[EXERCISE]: Please rewrite these lines with "bbox" replaced by "bounding box" and nothing else changed.

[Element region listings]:
-.-.-

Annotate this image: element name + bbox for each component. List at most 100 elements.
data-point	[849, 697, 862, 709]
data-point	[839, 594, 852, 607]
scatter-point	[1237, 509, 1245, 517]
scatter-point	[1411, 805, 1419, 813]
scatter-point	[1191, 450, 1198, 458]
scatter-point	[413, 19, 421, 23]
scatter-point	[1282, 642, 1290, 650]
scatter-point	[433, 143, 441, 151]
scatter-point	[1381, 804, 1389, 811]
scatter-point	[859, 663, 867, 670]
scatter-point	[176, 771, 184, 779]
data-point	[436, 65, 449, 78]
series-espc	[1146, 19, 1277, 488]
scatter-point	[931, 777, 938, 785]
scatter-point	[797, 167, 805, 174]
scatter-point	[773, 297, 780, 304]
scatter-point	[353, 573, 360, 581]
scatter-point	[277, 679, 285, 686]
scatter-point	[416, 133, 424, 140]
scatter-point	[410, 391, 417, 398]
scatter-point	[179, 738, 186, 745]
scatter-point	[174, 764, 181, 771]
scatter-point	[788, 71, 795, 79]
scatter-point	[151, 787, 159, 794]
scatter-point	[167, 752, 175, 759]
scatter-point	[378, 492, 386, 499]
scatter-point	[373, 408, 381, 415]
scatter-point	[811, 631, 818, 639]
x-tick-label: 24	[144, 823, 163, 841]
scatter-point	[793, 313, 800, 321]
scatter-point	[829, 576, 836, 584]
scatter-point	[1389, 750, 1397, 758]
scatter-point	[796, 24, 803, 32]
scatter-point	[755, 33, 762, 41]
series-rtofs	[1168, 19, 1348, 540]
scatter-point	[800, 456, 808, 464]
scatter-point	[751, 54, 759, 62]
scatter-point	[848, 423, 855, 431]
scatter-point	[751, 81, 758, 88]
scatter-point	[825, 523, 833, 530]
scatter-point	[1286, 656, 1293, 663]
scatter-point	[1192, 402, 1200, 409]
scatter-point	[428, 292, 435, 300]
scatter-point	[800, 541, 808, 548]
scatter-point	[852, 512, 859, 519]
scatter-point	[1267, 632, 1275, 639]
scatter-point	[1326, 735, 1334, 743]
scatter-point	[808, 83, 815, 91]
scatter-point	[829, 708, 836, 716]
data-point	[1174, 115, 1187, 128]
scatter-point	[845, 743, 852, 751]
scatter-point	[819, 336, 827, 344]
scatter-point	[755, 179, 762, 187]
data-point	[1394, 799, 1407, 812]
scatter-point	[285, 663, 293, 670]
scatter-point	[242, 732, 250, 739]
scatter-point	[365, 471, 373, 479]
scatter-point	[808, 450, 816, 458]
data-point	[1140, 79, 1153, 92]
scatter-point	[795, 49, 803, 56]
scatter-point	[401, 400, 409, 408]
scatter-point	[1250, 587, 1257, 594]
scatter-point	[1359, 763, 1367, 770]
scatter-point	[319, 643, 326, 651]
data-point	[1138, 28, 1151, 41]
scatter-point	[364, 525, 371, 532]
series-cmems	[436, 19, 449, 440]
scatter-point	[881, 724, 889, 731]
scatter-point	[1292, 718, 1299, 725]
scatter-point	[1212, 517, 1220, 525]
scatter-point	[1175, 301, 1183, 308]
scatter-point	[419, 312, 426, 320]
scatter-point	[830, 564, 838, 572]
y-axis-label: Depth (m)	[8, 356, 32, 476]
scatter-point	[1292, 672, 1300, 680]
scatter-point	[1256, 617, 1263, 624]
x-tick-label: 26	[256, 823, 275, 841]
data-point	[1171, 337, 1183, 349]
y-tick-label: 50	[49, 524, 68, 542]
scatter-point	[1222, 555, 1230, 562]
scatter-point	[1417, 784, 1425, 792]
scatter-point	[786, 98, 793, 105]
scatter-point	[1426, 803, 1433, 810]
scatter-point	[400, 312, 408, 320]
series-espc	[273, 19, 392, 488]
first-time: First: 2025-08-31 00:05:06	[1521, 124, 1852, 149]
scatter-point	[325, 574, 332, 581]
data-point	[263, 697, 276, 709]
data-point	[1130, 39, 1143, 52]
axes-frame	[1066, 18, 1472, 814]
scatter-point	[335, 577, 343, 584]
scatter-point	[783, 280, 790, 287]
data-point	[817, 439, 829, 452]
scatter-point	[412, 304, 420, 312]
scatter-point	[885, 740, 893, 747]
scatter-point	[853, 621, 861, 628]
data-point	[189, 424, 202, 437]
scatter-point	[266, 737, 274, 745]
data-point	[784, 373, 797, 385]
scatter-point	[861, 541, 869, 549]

-.-.-

[FULL OUTPUT]:
Annotate this image: element name + bounding box for each component. List at most 100 elements.
data-point	[849, 697, 862, 709]
data-point	[839, 594, 852, 607]
scatter-point	[1237, 509, 1245, 517]
scatter-point	[1411, 805, 1419, 813]
scatter-point	[1191, 450, 1198, 458]
scatter-point	[413, 19, 421, 23]
scatter-point	[1282, 642, 1290, 650]
scatter-point	[433, 143, 441, 151]
scatter-point	[1381, 804, 1389, 811]
scatter-point	[859, 663, 867, 670]
scatter-point	[176, 771, 184, 779]
data-point	[436, 65, 449, 78]
series-espc	[1146, 19, 1277, 488]
scatter-point	[931, 777, 938, 785]
scatter-point	[797, 167, 805, 174]
scatter-point	[773, 297, 780, 304]
scatter-point	[353, 573, 360, 581]
scatter-point	[277, 679, 285, 686]
scatter-point	[416, 133, 424, 140]
scatter-point	[410, 391, 417, 398]
scatter-point	[179, 738, 186, 745]
scatter-point	[174, 764, 181, 771]
scatter-point	[788, 71, 795, 79]
scatter-point	[151, 787, 159, 794]
scatter-point	[167, 752, 175, 759]
scatter-point	[378, 492, 386, 499]
scatter-point	[373, 408, 381, 415]
scatter-point	[811, 631, 818, 639]
x-tick-label: 24	[144, 823, 163, 841]
scatter-point	[793, 313, 800, 321]
scatter-point	[829, 576, 836, 584]
scatter-point	[1389, 750, 1397, 758]
scatter-point	[796, 24, 803, 32]
scatter-point	[755, 33, 762, 41]
series-rtofs	[1168, 19, 1348, 540]
scatter-point	[800, 456, 808, 464]
scatter-point	[751, 54, 759, 62]
scatter-point	[848, 423, 855, 431]
scatter-point	[751, 81, 758, 88]
scatter-point	[825, 523, 833, 530]
scatter-point	[1286, 656, 1293, 663]
scatter-point	[1192, 402, 1200, 409]
scatter-point	[428, 292, 435, 300]
scatter-point	[800, 541, 808, 548]
scatter-point	[852, 512, 859, 519]
scatter-point	[1267, 632, 1275, 639]
scatter-point	[1326, 735, 1334, 743]
scatter-point	[808, 83, 815, 91]
scatter-point	[829, 708, 836, 716]
data-point	[1174, 115, 1187, 128]
scatter-point	[845, 743, 852, 751]
scatter-point	[819, 336, 827, 344]
scatter-point	[755, 179, 762, 187]
data-point	[1394, 799, 1407, 812]
scatter-point	[285, 663, 293, 670]
scatter-point	[242, 732, 250, 739]
scatter-point	[365, 471, 373, 479]
scatter-point	[808, 450, 816, 458]
data-point	[1140, 79, 1153, 92]
scatter-point	[795, 49, 803, 56]
scatter-point	[401, 400, 409, 408]
scatter-point	[1250, 587, 1257, 594]
scatter-point	[1359, 763, 1367, 770]
scatter-point	[319, 643, 326, 651]
data-point	[1138, 28, 1151, 41]
scatter-point	[364, 525, 371, 532]
series-cmems	[436, 19, 449, 440]
scatter-point	[881, 724, 889, 731]
scatter-point	[1292, 718, 1299, 725]
scatter-point	[1212, 517, 1220, 525]
scatter-point	[1175, 301, 1183, 308]
scatter-point	[419, 312, 426, 320]
scatter-point	[830, 564, 838, 572]
y-axis-label: Depth (m)	[8, 356, 32, 476]
scatter-point	[1292, 672, 1300, 680]
scatter-point	[1256, 617, 1263, 624]
x-tick-label: 26	[256, 823, 275, 841]
data-point	[1171, 337, 1183, 349]
y-tick-label: 50	[49, 524, 68, 542]
scatter-point	[1222, 555, 1230, 562]
scatter-point	[1417, 784, 1425, 792]
scatter-point	[786, 98, 793, 105]
scatter-point	[1426, 803, 1433, 810]
scatter-point	[400, 312, 408, 320]
series-espc	[273, 19, 392, 488]
first-time: First: 2025-08-31 00:05:06	[1521, 124, 1852, 149]
scatter-point	[325, 574, 332, 581]
data-point	[263, 697, 276, 709]
data-point	[1130, 39, 1143, 52]
axes-frame	[1066, 18, 1472, 814]
scatter-point	[335, 577, 343, 584]
scatter-point	[783, 280, 790, 287]
data-point	[817, 439, 829, 452]
scatter-point	[412, 304, 420, 312]
scatter-point	[885, 740, 893, 747]
scatter-point	[853, 621, 861, 628]
data-point	[189, 424, 202, 437]
scatter-point	[266, 737, 274, 745]
data-point	[784, 373, 797, 385]
scatter-point	[861, 541, 869, 549]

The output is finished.